TASK STATEMENT:
Show each line from the listing that includes the word "houses".

DATA LINES:
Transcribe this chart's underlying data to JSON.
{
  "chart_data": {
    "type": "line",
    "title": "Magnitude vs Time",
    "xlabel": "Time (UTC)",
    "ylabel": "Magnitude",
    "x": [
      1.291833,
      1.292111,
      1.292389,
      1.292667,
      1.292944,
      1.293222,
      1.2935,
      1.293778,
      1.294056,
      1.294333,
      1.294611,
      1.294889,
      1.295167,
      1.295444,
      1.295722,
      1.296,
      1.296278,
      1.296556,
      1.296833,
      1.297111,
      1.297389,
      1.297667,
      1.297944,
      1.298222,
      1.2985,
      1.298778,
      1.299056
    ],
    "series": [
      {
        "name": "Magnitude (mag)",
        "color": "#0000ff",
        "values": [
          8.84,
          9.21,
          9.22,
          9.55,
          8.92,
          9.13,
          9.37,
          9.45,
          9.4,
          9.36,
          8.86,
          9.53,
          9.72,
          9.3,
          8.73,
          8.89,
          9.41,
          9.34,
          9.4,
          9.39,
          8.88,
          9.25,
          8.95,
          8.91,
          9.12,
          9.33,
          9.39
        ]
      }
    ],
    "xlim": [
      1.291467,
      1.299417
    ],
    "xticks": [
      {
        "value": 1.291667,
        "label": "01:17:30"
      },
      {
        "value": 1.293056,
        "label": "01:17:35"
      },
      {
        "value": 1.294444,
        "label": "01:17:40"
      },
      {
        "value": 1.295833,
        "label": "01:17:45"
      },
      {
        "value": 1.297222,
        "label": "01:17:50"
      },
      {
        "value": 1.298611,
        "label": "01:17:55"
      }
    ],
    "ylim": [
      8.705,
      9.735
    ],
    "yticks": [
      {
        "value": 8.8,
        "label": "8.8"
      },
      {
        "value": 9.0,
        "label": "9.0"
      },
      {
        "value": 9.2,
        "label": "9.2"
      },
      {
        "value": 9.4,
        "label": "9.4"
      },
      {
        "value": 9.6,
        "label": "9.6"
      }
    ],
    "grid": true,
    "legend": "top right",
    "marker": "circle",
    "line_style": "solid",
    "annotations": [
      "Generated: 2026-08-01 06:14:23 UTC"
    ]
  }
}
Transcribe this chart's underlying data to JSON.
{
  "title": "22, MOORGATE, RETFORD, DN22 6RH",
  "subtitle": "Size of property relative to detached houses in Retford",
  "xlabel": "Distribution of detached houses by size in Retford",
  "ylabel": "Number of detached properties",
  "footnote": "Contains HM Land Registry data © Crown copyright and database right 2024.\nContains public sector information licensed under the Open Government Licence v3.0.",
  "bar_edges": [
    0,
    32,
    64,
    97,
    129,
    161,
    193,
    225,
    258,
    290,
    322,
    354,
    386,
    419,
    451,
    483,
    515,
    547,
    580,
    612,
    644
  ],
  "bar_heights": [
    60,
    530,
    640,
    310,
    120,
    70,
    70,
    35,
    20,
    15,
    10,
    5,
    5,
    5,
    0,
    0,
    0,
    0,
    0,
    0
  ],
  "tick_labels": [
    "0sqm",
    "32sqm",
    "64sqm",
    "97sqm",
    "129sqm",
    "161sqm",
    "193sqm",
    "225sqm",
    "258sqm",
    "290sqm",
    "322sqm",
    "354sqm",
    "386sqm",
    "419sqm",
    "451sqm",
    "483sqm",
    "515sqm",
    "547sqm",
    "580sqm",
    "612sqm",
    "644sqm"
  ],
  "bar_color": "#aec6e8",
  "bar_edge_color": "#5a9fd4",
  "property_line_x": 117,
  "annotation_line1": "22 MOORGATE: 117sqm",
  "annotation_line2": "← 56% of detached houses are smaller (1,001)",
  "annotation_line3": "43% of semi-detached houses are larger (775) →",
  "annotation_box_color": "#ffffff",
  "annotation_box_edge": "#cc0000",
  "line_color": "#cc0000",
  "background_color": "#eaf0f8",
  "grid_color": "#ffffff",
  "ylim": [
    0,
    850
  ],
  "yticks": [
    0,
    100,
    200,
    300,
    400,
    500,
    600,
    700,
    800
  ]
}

TASK SOLUTION:
  "subtitle": "Size of property relative to detached houses in Retford",
  "xlabel": "Distribution of detached houses by size in Retford",
  "annotation_line2": "← 56% of detached houses are smaller (1,001)",
  "annotation_line3": "43% of semi-detached houses are larger (775) →",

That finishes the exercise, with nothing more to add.